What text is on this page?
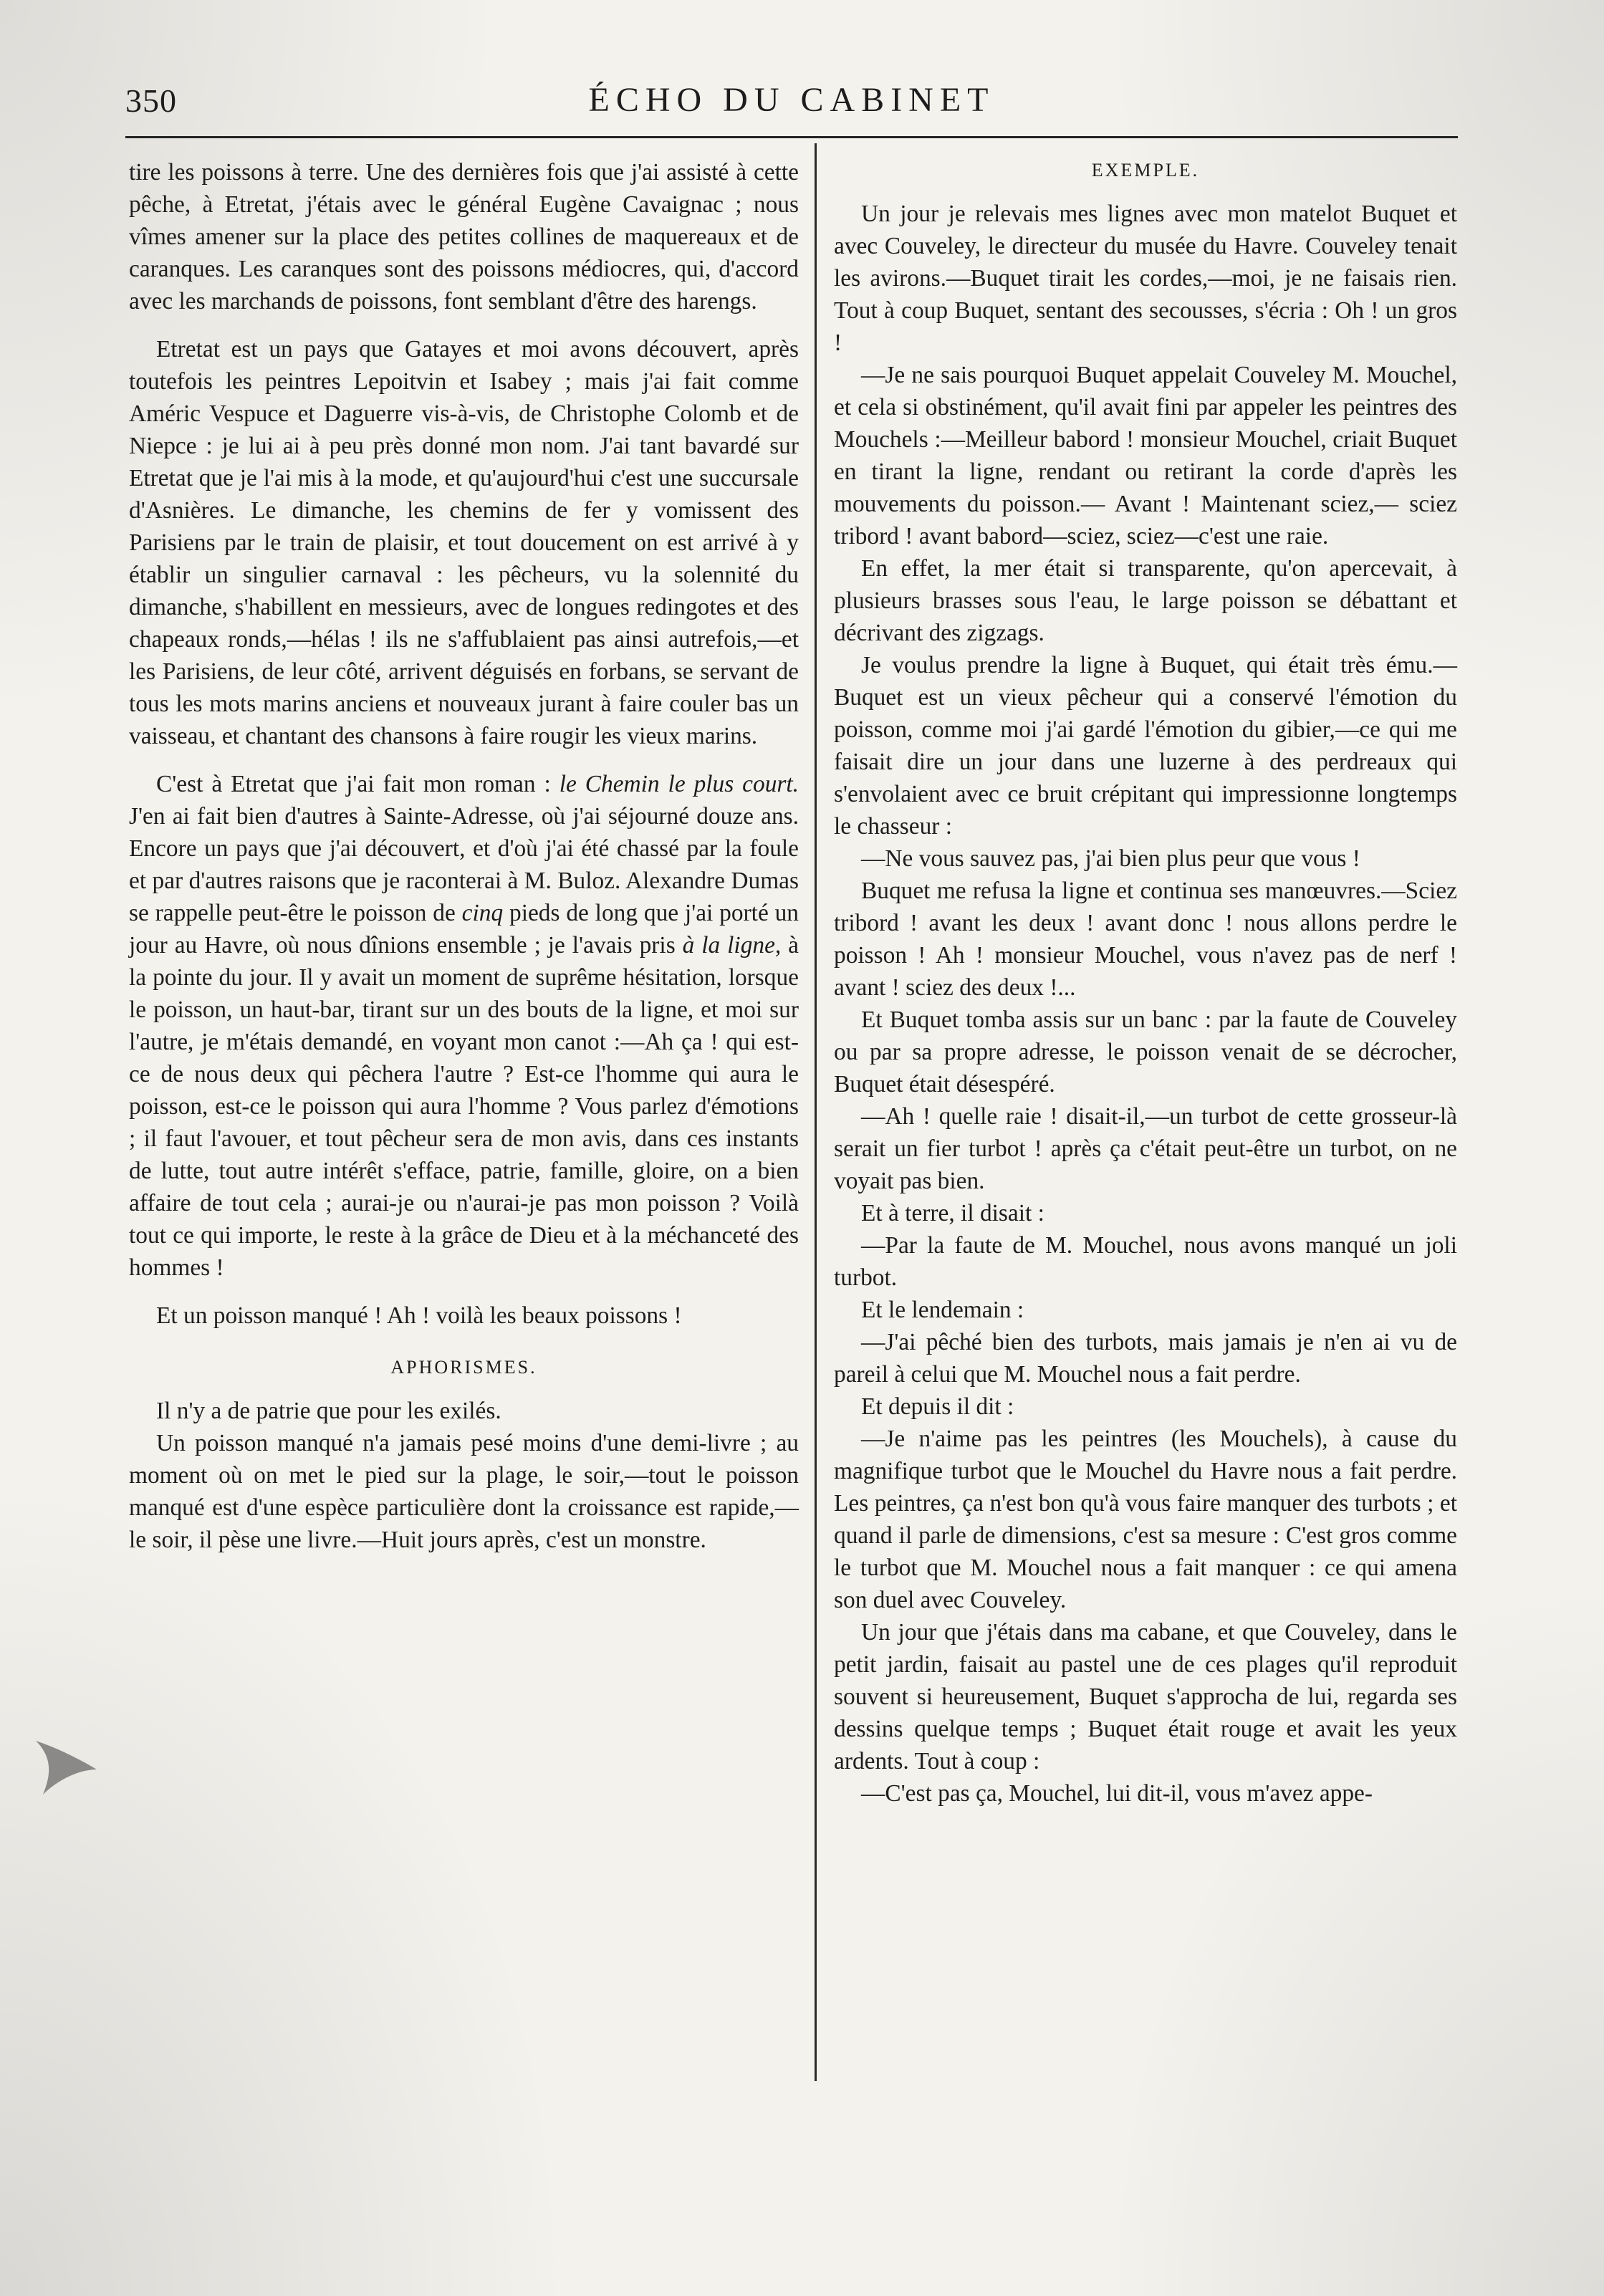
350	ÉCHO DU CABINET

tire les poissons à terre. Une des dernières fois que j'ai assisté à cette pêche, à Etretat, j'étais avec le général Eugène Cavaignac ; nous vîmes amener sur la place des petites collines de maquereaux et de caranques. Les caranques sont des poissons médiocres, qui, d'accord avec les marchands de poissons, font semblant d'être des harengs.

Etretat est un pays que Gatayes et moi avons découvert, après toutefois les peintres Lepoitvin et Isabey ; mais j'ai fait comme Améric Vespuce et Daguerre vis-à-vis, de Christophe Colomb et de Niepce : je lui ai à peu près donné mon nom. J'ai tant bavardé sur Etretat que je l'ai mis à la mode, et qu'aujourd'hui c'est une succursale d'Asnières. Le dimanche, les chemins de fer y vomissent des Parisiens par le train de plaisir, et tout doucement on est arrivé à y établir un singulier carnaval : les pêcheurs, vu la solennité du dimanche, s'habillent en messieurs, avec de longues redingotes et des chapeaux ronds,—hélas ! ils ne s'affublaient pas ainsi autrefois,—et les Parisiens, de leur côté, arrivent déguisés en forbans, se servant de tous les mots marins anciens et nouveaux jurant à faire couler bas un vaisseau, et chantant des chansons à faire rougir les vieux marins.

C'est à Etretat que j'ai fait mon roman : le Chemin le plus court. J'en ai fait bien d'autres à Sainte-Adresse, où j'ai séjourné douze ans. Encore un pays que j'ai découvert, et d'où j'ai été chassé par la foule et par d'autres raisons que je raconterai à M. Buloz. Alexandre Dumas se rappelle peut-être le poisson de cinq pieds de long que j'ai porté un jour au Havre, où nous dînions ensemble ; je l'avais pris à la ligne, à la pointe du jour. Il y avait un moment de suprême hésitation, lorsque le poisson, un haut-bar, tirant sur un des bouts de la ligne, et moi sur l'autre, je m'étais demandé, en voyant mon canot :—Ah ça ! qui est-ce de nous deux qui pêchera l'autre ? Est-ce l'homme qui aura le poisson, est-ce le poisson qui aura l'homme ? Vous parlez d'émotions ; il faut l'avouer, et tout pêcheur sera de mon avis, dans ces instants de lutte, tout autre intérêt s'efface, patrie, famille, gloire, on a bien affaire de tout cela ; aurai-je ou n'aurai-je pas mon poisson ? Voilà tout ce qui importe, le reste à la grâce de Dieu et à la méchanceté des hommes !

Et un poisson manqué ! Ah ! voilà les beaux poissons !

APHORISMES.

Il n'y a de patrie que pour les exilés.

Un poisson manqué n'a jamais pesé moins d'une demi-livre ; au moment où on met le pied sur la plage, le soir,—tout le poisson manqué est d'une espèce particulière dont la croissance est rapide,—le soir, il pèse une livre.—Huit jours après, c'est un monstre.

EXEMPLE.

Un jour je relevais mes lignes avec mon matelot Buquet et avec Couveley, le directeur du musée du Havre. Couveley tenait les avirons.—Buquet tirait les cordes,—moi, je ne faisais rien. Tout à coup Buquet, sentant des secousses, s'écria : Oh ! un gros !

—Je ne sais pourquoi Buquet appelait Couveley M. Mouchel, et cela si obstinément, qu'il avait fini par appeler les peintres des Mouchels :—Meilleur babord ! monsieur Mouchel, criait Buquet en tirant la ligne, rendant ou retirant la corde d'après les mouvements du poisson.— Avant ! Maintenant sciez,— sciez tribord ! avant babord—sciez, sciez—c'est une raie.

En effet, la mer était si transparente, qu'on apercevait, à plusieurs brasses sous l'eau, le large poisson se débattant et décrivant des zigzags.

Je voulus prendre la ligne à Buquet, qui était très ému.—Buquet est un vieux pêcheur qui a conservé l'émotion du poisson, comme moi j'ai gardé l'émotion du gibier,—ce qui me faisait dire un jour dans une luzerne à des perdreaux qui s'envolaient avec ce bruit crépitant qui impressionne longtemps le chasseur :

—Ne vous sauvez pas, j'ai bien plus peur que vous !

Buquet me refusa la ligne et continua ses manœuvres.—Sciez tribord ! avant les deux ! avant donc ! nous allons perdre le poisson ! Ah ! monsieur Mouchel, vous n'avez pas de nerf ! avant ! sciez des deux !...

Et Buquet tomba assis sur un banc : par la faute de Couveley ou par sa propre adresse, le poisson venait de se décrocher, Buquet était désespéré.

—Ah ! quelle raie ! disait-il,—un turbot de cette grosseur-là serait un fier turbot ! après ça c'était peut-être un turbot, on ne voyait pas bien.

Et à terre, il disait :

—Par la faute de M. Mouchel, nous avons manqué un joli turbot.

Et le lendemain :

—J'ai pêché bien des turbots, mais jamais je n'en ai vu de pareil à celui que M. Mouchel nous a fait perdre.

Et depuis il dit :

—Je n'aime pas les peintres (les Mouchels), à cause du magnifique turbot que le Mouchel du Havre nous a fait perdre. Les peintres, ça n'est bon qu'à vous faire manquer des turbots ; et quand il parle de dimensions, c'est sa mesure : C'est gros comme le turbot que M. Mouchel nous a fait manquer : ce qui amena son duel avec Couveley.

Un jour que j'étais dans ma cabane, et que Couveley, dans le petit jardin, faisait au pastel une de ces plages qu'il reproduit souvent si heureusement, Buquet s'approcha de lui, regarda ses dessins quelque temps ; Buquet était rouge et avait les yeux ardents. Tout à coup :

—C'est pas ça, Mouchel, lui dit-il, vous m'avez appe-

→ Work required: List every line above containing the word "sciez".

→ Expected answer:
—Je ne sais pourquoi Buquet appelait Couveley M. Mouchel, et cela si obstinément, qu'il avait fini par appeler les peintres des Mouchels :—Meilleur babord ! monsieur Mouchel, criait Buquet en tirant la ligne, rendant ou retirant la corde d'après les mouvements du poisson.— Avant ! Maintenant sciez,— sciez tribord ! avant babord—sciez, sciez—c'est une raie.
Buquet me refusa la ligne et continua ses manœuvres.—Sciez tribord ! avant les deux ! avant donc ! nous allons perdre le poisson ! Ah ! monsieur Mouchel, vous n'avez pas de nerf ! avant ! sciez des deux !...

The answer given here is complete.